• Goal of the exercise: Transcribe the material word for word, but without the images.

:: Recorded data

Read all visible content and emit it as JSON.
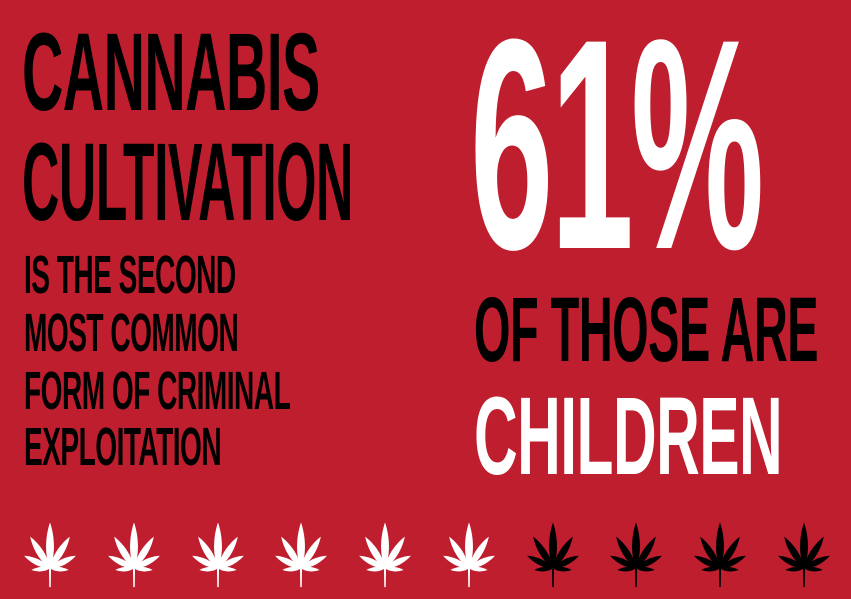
{
  "left": {
    "title_line1": "CANNABIS",
    "title_line2": "CULTIVATION",
    "subtitle_lines": [
      "IS THE SECOND",
      "MOST COMMON",
      "FORM OF CRIMINAL",
      "EXPLOITATION"
    ]
  },
  "right": {
    "percent": "61%",
    "line1": "OF THOSE ARE",
    "line2": "CHILDREN"
  },
  "icon_row": {
    "icon": "cannabis-leaf-icon",
    "count": 10,
    "highlighted_count": 6,
    "highlight_color": "#ffffff",
    "base_color": "#000000"
  },
  "colors": {
    "background": "#be1e2d",
    "dark_text": "#000000",
    "light_text": "#ffffff"
  }
}
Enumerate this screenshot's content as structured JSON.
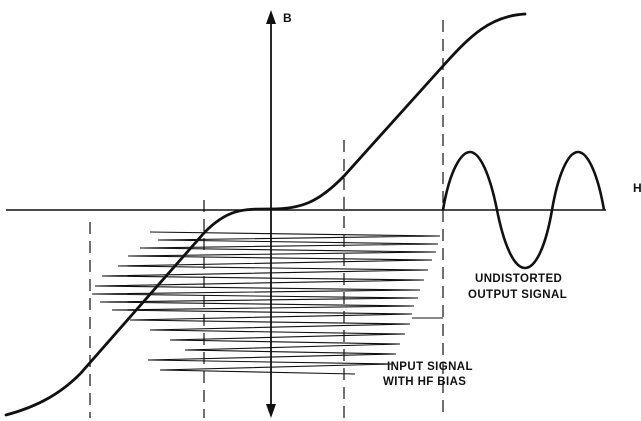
{
  "axes": {
    "y_label": "B",
    "x_label": "H"
  },
  "annotations": {
    "output_signal": [
      "UNDISTORTED",
      "OUTPUT SIGNAL"
    ],
    "input_signal": [
      "INPUT SIGNAL",
      "WITH  HF BIAS"
    ]
  },
  "colors": {
    "ink": "#111111",
    "background": "#ffffff"
  }
}
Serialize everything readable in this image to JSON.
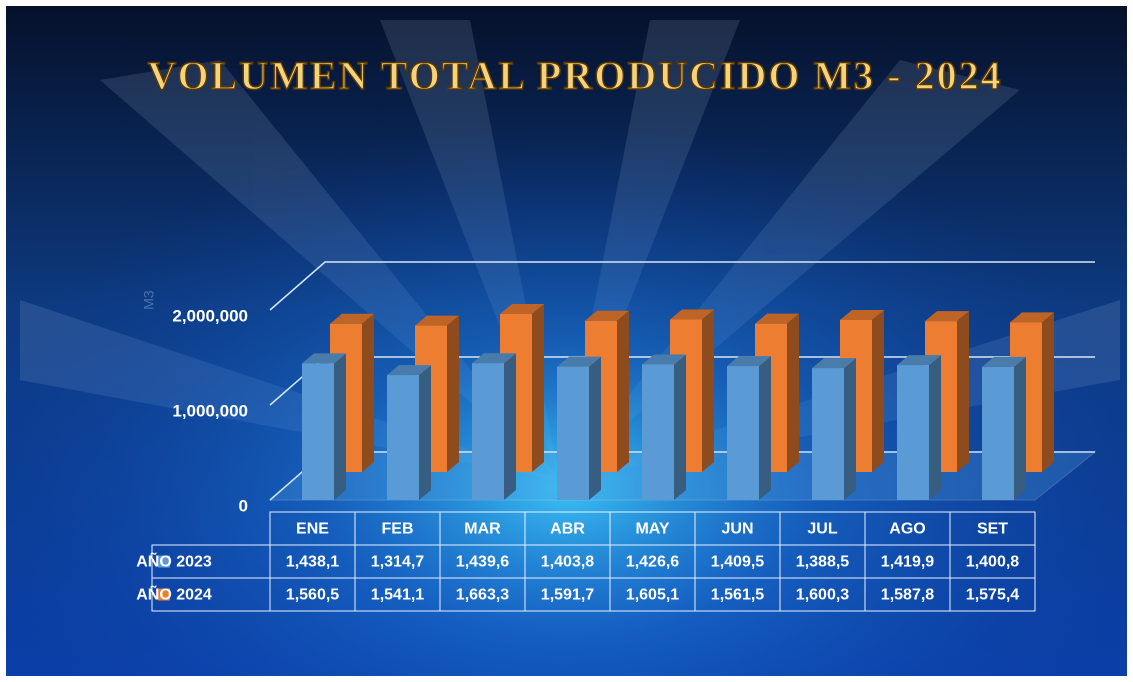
{
  "chart_data": {
    "type": "bar3d",
    "title": "VOLUMEN TOTAL PRODUCIDO M3 - 2024",
    "y_axis_label": "M3",
    "categories": [
      "ENE",
      "FEB",
      "MAR",
      "ABR",
      "MAY",
      "JUN",
      "JUL",
      "AGO",
      "SET"
    ],
    "series": [
      {
        "name": "AÑO 2023",
        "color": "#5b9bd5",
        "values": [
          1438100,
          1314700,
          1439600,
          1403800,
          1426600,
          1409500,
          1388500,
          1419900,
          1400800
        ],
        "value_labels": [
          "1,438,1",
          "1,314,7",
          "1,439,6",
          "1,403,8",
          "1,426,6",
          "1,409,5",
          "1,388,5",
          "1,419,9",
          "1,400,8"
        ]
      },
      {
        "name": "AÑO 2024",
        "color": "#ed7d31",
        "values": [
          1560500,
          1541100,
          1663300,
          1591700,
          1605100,
          1561500,
          1600300,
          1587800,
          1575400
        ],
        "value_labels": [
          "1,560,5",
          "1,541,1",
          "1,663,3",
          "1,591,7",
          "1,605,1",
          "1,561,5",
          "1,600,3",
          "1,587,8",
          "1,575,4"
        ]
      }
    ],
    "ylim": [
      0,
      2000000
    ],
    "yticks": [
      0,
      {
        "value": 1000000,
        "label": "1,000,000"
      },
      {
        "value": 2000000,
        "label": "2,000,000"
      }
    ],
    "grid": true
  }
}
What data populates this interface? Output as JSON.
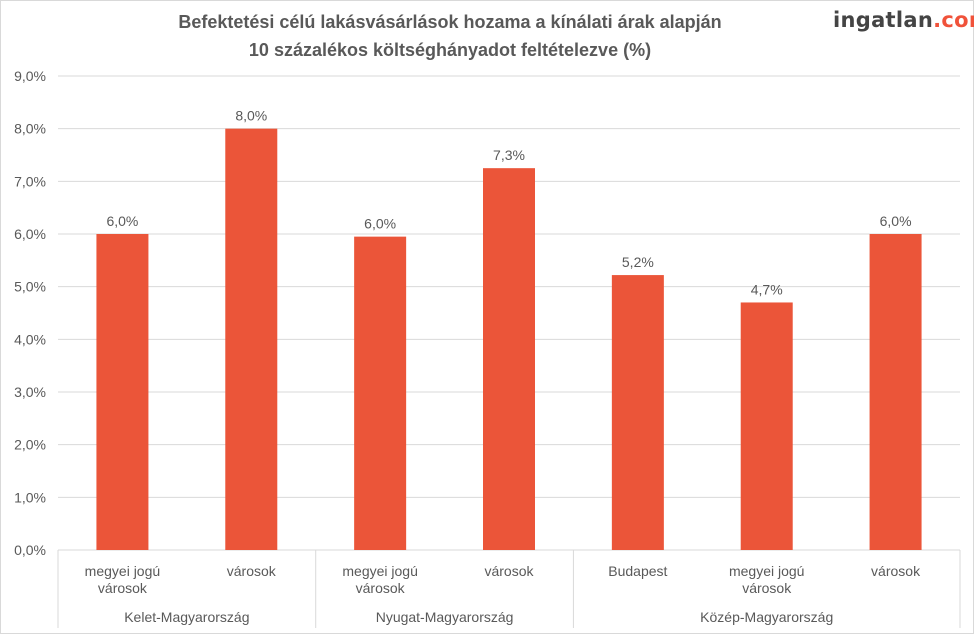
{
  "logo": {
    "name": "ingatlan",
    "tld": ".com"
  },
  "chart_data": {
    "type": "bar",
    "title": "Befektetési célú lakásvásárlások hozama a kínálati árak alapján",
    "subtitle": "10 százalékos költséghányadot feltételezve (%)",
    "xlabel": "",
    "ylabel": "",
    "ylim": [
      0,
      9
    ],
    "yticks": [
      "0,0%",
      "1,0%",
      "2,0%",
      "3,0%",
      "4,0%",
      "5,0%",
      "6,0%",
      "7,0%",
      "8,0%",
      "9,0%"
    ],
    "grid": true,
    "bar_color": "#eb5539",
    "groups": [
      {
        "label": "Kelet-Magyarország",
        "categories": [
          [
            "megyei jogú",
            "városok"
          ],
          [
            "városok"
          ]
        ],
        "values": [
          6.0,
          8.0
        ],
        "labels": [
          "6,0%",
          "8,0%"
        ]
      },
      {
        "label": "Nyugat-Magyarország",
        "categories": [
          [
            "megyei jogú",
            "városok"
          ],
          [
            "városok"
          ]
        ],
        "values": [
          5.95,
          7.25
        ],
        "labels": [
          "6,0%",
          "7,3%"
        ]
      },
      {
        "label": "Közép-Magyarország",
        "categories": [
          [
            "Budapest"
          ],
          [
            "megyei jogú",
            "városok"
          ],
          [
            "városok"
          ]
        ],
        "values": [
          5.22,
          4.7,
          6.0
        ],
        "labels": [
          "5,2%",
          "4,7%",
          "6,0%"
        ]
      }
    ]
  }
}
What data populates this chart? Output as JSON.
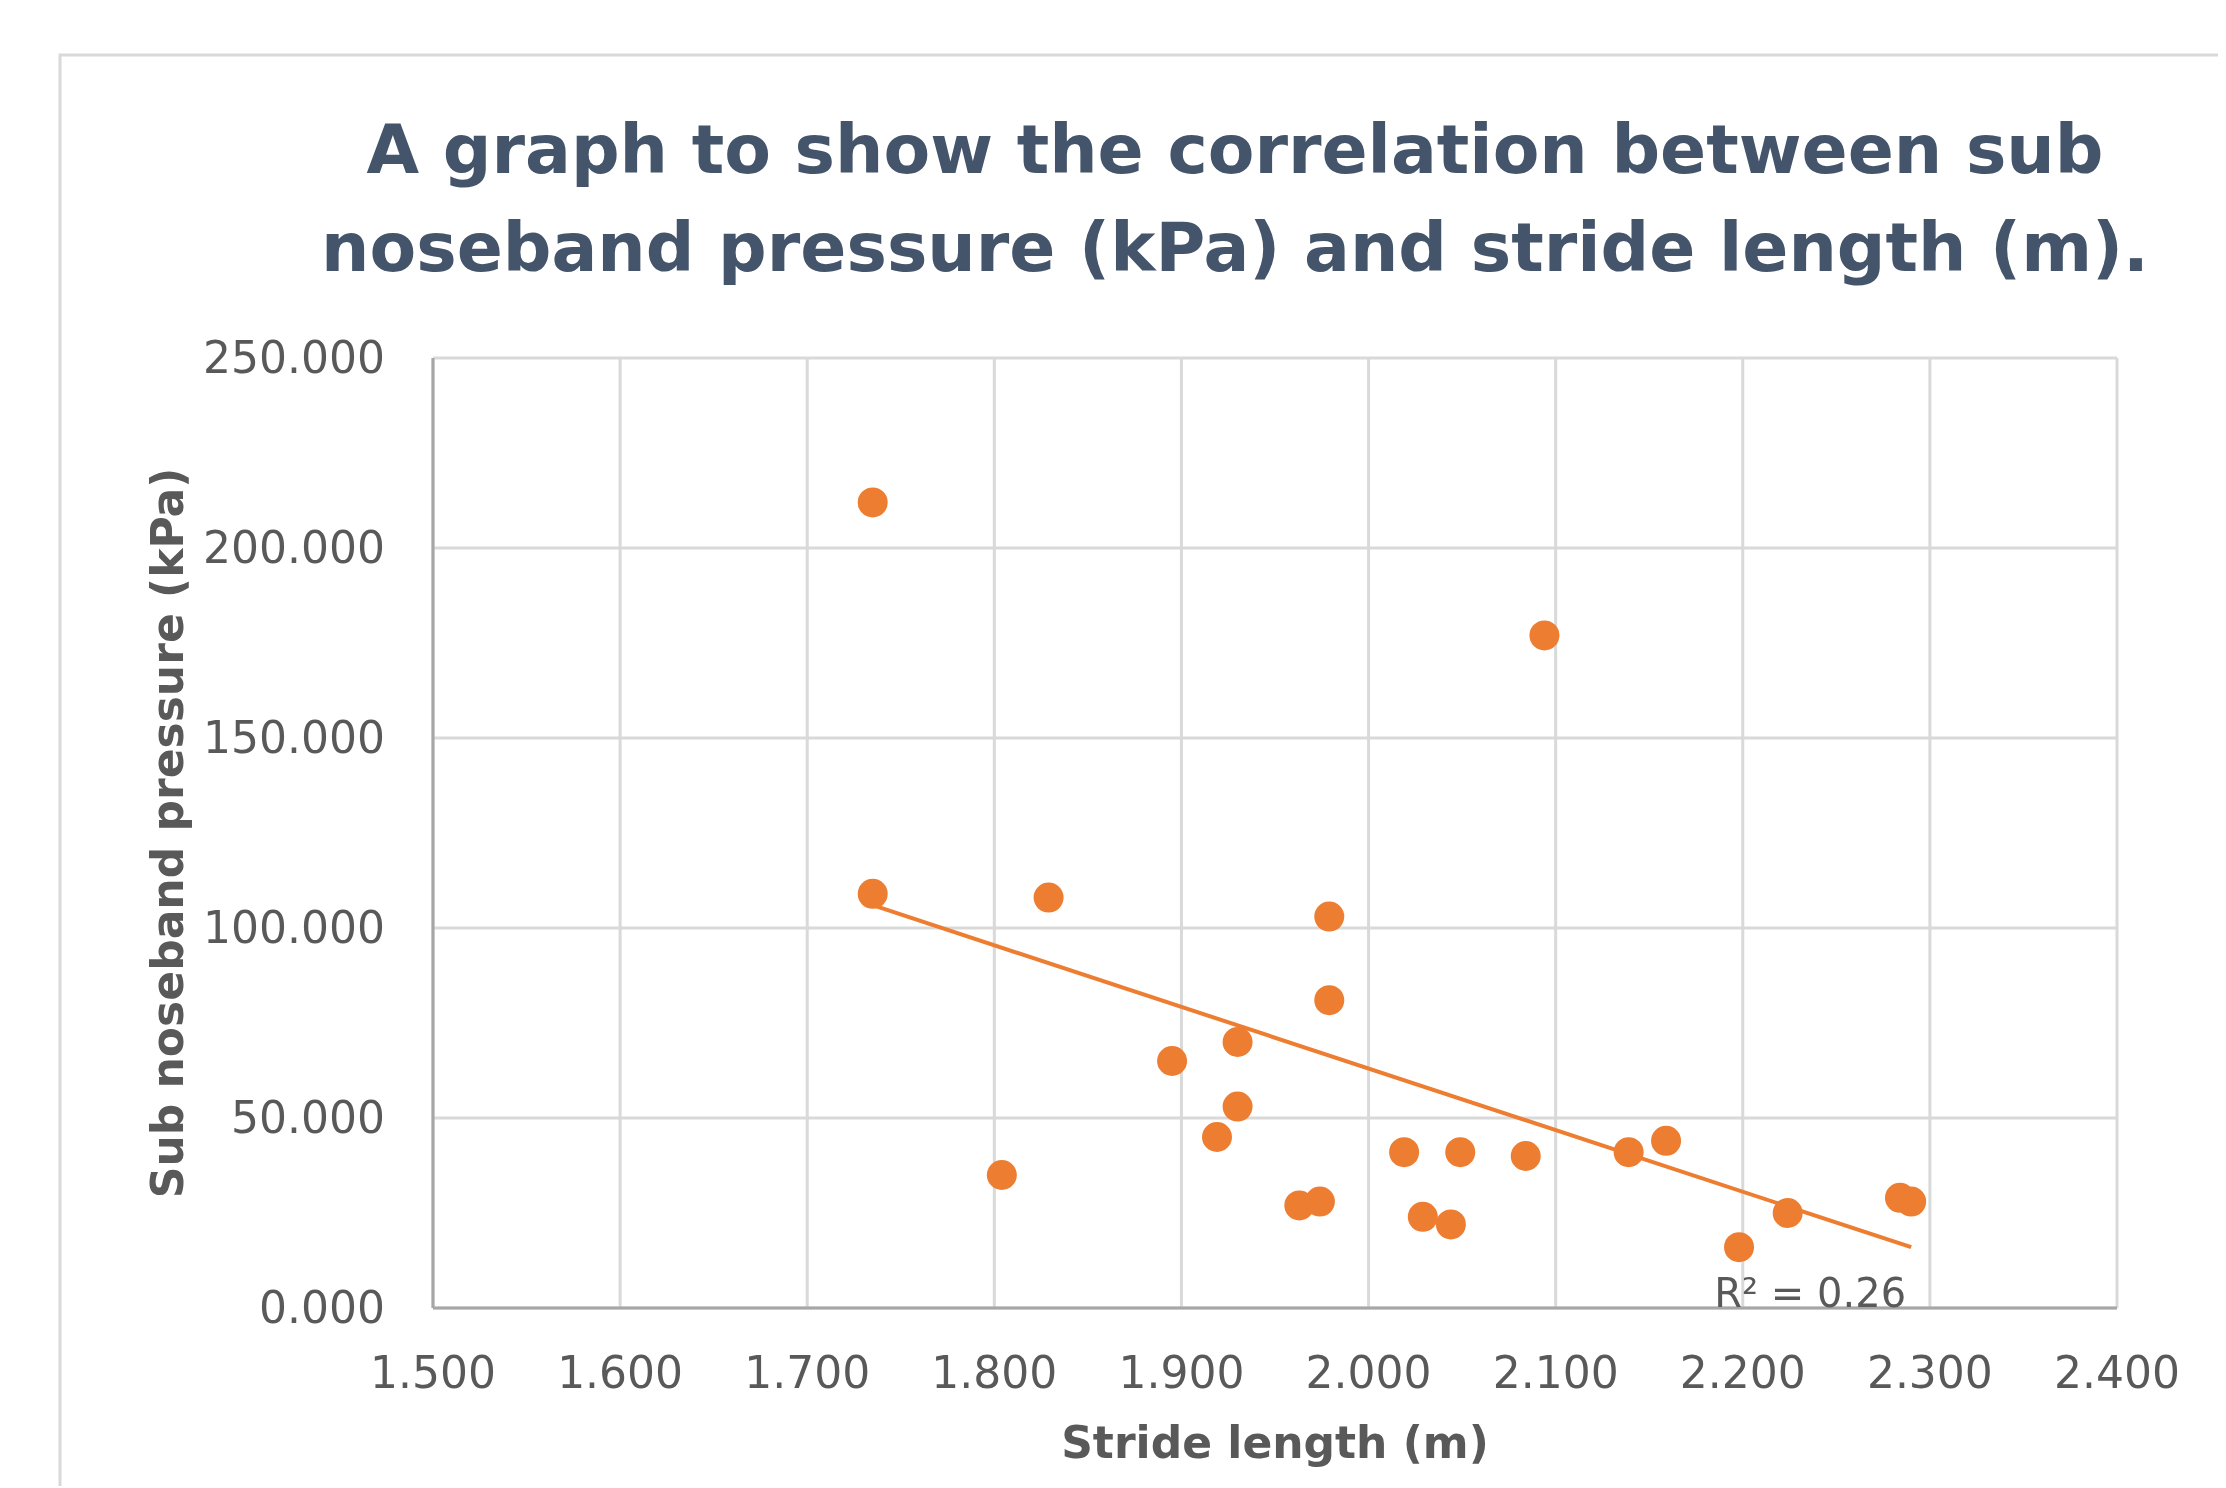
{
  "chart_data": {
    "type": "scatter",
    "title": "A graph to show the correlation between sub noseband pressure (kPa) and stride length (m).",
    "xlabel": "Stride length (m)",
    "ylabel": "Sub noseband pressure (kPa)",
    "xlim": [
      1.5,
      2.4
    ],
    "xticks": [
      {
        "value": 1.5,
        "label": "1.500"
      },
      {
        "value": 1.6,
        "label": "1.600"
      },
      {
        "value": 1.7,
        "label": "1.700"
      },
      {
        "value": 1.8,
        "label": "1.800"
      },
      {
        "value": 1.9,
        "label": "1.900"
      },
      {
        "value": 2.0,
        "label": "2.000"
      },
      {
        "value": 2.1,
        "label": "2.100"
      },
      {
        "value": 2.2,
        "label": "2.200"
      },
      {
        "value": 2.3,
        "label": "2.300"
      },
      {
        "value": 2.4,
        "label": "2.400"
      }
    ],
    "ylim": [
      0,
      250
    ],
    "yticks": [
      {
        "value": 0,
        "label": "0.000"
      },
      {
        "value": 50,
        "label": "50.000"
      },
      {
        "value": 100,
        "label": "100.000"
      },
      {
        "value": 150,
        "label": "150.000"
      },
      {
        "value": 200,
        "label": "200.000"
      },
      {
        "value": 250,
        "label": "250.000"
      }
    ],
    "grid": true,
    "series": [
      {
        "marker": "circle",
        "color": "#ed7d31",
        "x": [
          1.735,
          1.735,
          1.829,
          1.804,
          1.895,
          1.93,
          1.93,
          1.919,
          1.979,
          1.979,
          1.963,
          1.974,
          2.019,
          2.029,
          2.044,
          2.049,
          2.084,
          2.094,
          2.139,
          2.159,
          2.198,
          2.224,
          2.284,
          2.29
        ],
        "values": [
          212,
          109,
          108,
          35,
          65,
          70,
          53,
          45,
          103,
          81,
          27,
          28,
          41,
          24,
          22,
          41,
          40,
          177,
          41,
          44,
          16,
          25,
          29,
          28
        ]
      },
      {
        "type": "line",
        "marker": "none",
        "color": "#ed7d31",
        "x": [
          1.735,
          2.29
        ],
        "values": [
          106,
          16
        ]
      }
    ],
    "annotations": [
      {
        "text": "R² = 0.26",
        "x": 2.29,
        "y": 16
      }
    ]
  }
}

::::

• Final answer:
Read all visible content and emit it as JSON.
{
  "left": {
    "title_line1": "CANNABIS",
    "title_line2": "CULTIVATION",
    "subtitle_lines": [
      "IS THE SECOND",
      "MOST COMMON",
      "FORM OF CRIMINAL",
      "EXPLOITATION"
    ]
  },
  "right": {
    "percent": "61%",
    "line1": "OF THOSE ARE",
    "line2": "CHILDREN"
  },
  "icon_row": {
    "icon": "cannabis-leaf-icon",
    "count": 10,
    "highlighted_count": 6,
    "highlight_color": "#ffffff",
    "base_color": "#000000"
  },
  "colors": {
    "background": "#be1e2d",
    "dark_text": "#000000",
    "light_text": "#ffffff"
  }
}
Enumerate this screenshot's content as structured JSON.
{
  "axes": {
    "y_label": "B",
    "x_label": "H"
  },
  "annotations": {
    "output_signal": [
      "UNDISTORTED",
      "OUTPUT SIGNAL"
    ],
    "input_signal": [
      "INPUT SIGNAL",
      "WITH  HF BIAS"
    ]
  },
  "colors": {
    "ink": "#111111",
    "background": "#ffffff"
  }
}
Serialize everything readable in this image to JSON.
{
  "chart_data": {
    "type": "bar3d",
    "title": "VOLUMEN TOTAL PRODUCIDO M3 - 2024",
    "y_axis_label": "M3",
    "categories": [
      "ENE",
      "FEB",
      "MAR",
      "ABR",
      "MAY",
      "JUN",
      "JUL",
      "AGO",
      "SET"
    ],
    "series": [
      {
        "name": "AÑO 2023",
        "color": "#5b9bd5",
        "values": [
          1438100,
          1314700,
          1439600,
          1403800,
          1426600,
          1409500,
          1388500,
          1419900,
          1400800
        ],
        "value_labels": [
          "1,438,1",
          "1,314,7",
          "1,439,6",
          "1,403,8",
          "1,426,6",
          "1,409,5",
          "1,388,5",
          "1,419,9",
          "1,400,8"
        ]
      },
      {
        "name": "AÑO 2024",
        "color": "#ed7d31",
        "values": [
          1560500,
          1541100,
          1663300,
          1591700,
          1605100,
          1561500,
          1600300,
          1587800,
          1575400
        ],
        "value_labels": [
          "1,560,5",
          "1,541,1",
          "1,663,3",
          "1,591,7",
          "1,605,1",
          "1,561,5",
          "1,600,3",
          "1,587,8",
          "1,575,4"
        ]
      }
    ],
    "ylim": [
      0,
      2000000
    ],
    "yticks": [
      0,
      {
        "value": 1000000,
        "label": "1,000,000"
      },
      {
        "value": 2000000,
        "label": "2,000,000"
      }
    ],
    "grid": true
  }
}
What data populates this interface? Output as JSON.
{
  "logo": {
    "name": "ingatlan",
    "tld": ".com"
  },
  "chart_data": {
    "type": "bar",
    "title": "Befektetési célú lakásvásárlások hozama a kínálati árak alapján",
    "subtitle": "10 százalékos költséghányadot feltételezve (%)",
    "xlabel": "",
    "ylabel": "",
    "ylim": [
      0,
      9
    ],
    "yticks": [
      "0,0%",
      "1,0%",
      "2,0%",
      "3,0%",
      "4,0%",
      "5,0%",
      "6,0%",
      "7,0%",
      "8,0%",
      "9,0%"
    ],
    "grid": true,
    "bar_color": "#eb5539",
    "groups": [
      {
        "label": "Kelet-Magyarország",
        "categories": [
          [
            "megyei jogú",
            "városok"
          ],
          [
            "városok"
          ]
        ],
        "values": [
          6.0,
          8.0
        ],
        "labels": [
          "6,0%",
          "8,0%"
        ]
      },
      {
        "label": "Nyugat-Magyarország",
        "categories": [
          [
            "megyei jogú",
            "városok"
          ],
          [
            "városok"
          ]
        ],
        "values": [
          5.95,
          7.25
        ],
        "labels": [
          "6,0%",
          "7,3%"
        ]
      },
      {
        "label": "Közép-Magyarország",
        "categories": [
          [
            "Budapest"
          ],
          [
            "megyei jogú",
            "városok"
          ],
          [
            "városok"
          ]
        ],
        "values": [
          5.22,
          4.7,
          6.0
        ],
        "labels": [
          "5,2%",
          "4,7%",
          "6,0%"
        ]
      }
    ]
  }
}
What data populates this chart? Output as JSON.
{
  "chart_data": {
    "type": "scatter",
    "title": "A graph to show the correlation between sub noseband pressure (kPa) and stride length (m).",
    "xlabel": "Stride length (m)",
    "ylabel": "Sub noseband pressure (kPa)",
    "xlim": [
      1.5,
      2.4
    ],
    "xticks": [
      {
        "value": 1.5,
        "label": "1.500"
      },
      {
        "value": 1.6,
        "label": "1.600"
      },
      {
        "value": 1.7,
        "label": "1.700"
      },
      {
        "value": 1.8,
        "label": "1.800"
      },
      {
        "value": 1.9,
        "label": "1.900"
      },
      {
        "value": 2.0,
        "label": "2.000"
      },
      {
        "value": 2.1,
        "label": "2.100"
      },
      {
        "value": 2.2,
        "label": "2.200"
      },
      {
        "value": 2.3,
        "label": "2.300"
      },
      {
        "value": 2.4,
        "label": "2.400"
      }
    ],
    "ylim": [
      0,
      250
    ],
    "yticks": [
      {
        "value": 0,
        "label": "0.000"
      },
      {
        "value": 50,
        "label": "50.000"
      },
      {
        "value": 100,
        "label": "100.000"
      },
      {
        "value": 150,
        "label": "150.000"
      },
      {
        "value": 200,
        "label": "200.000"
      },
      {
        "value": 250,
        "label": "250.000"
      }
    ],
    "grid": true,
    "series": [
      {
        "marker": "circle",
        "color": "#ed7d31",
        "x": [
          1.735,
          1.735,
          1.829,
          1.804,
          1.895,
          1.93,
          1.93,
          1.919,
          1.979,
          1.979,
          1.963,
          1.974,
          2.019,
          2.029,
          2.044,
          2.049,
          2.084,
          2.094,
          2.139,
          2.159,
          2.198,
          2.224,
          2.284,
          2.29
        ],
        "values": [
          212,
          109,
          108,
          35,
          65,
          70,
          53,
          45,
          103,
          81,
          27,
          28,
          41,
          24,
          22,
          41,
          40,
          177,
          41,
          44,
          16,
          25,
          29,
          28
        ]
      },
      {
        "type": "line",
        "marker": "none",
        "color": "#ed7d31",
        "x": [
          1.735,
          2.29
        ],
        "values": [
          106,
          16
        ]
      }
    ],
    "annotations": [
      {
        "text": "R² = 0.26",
        "x": 2.29,
        "y": 16
      }
    ]
  }
}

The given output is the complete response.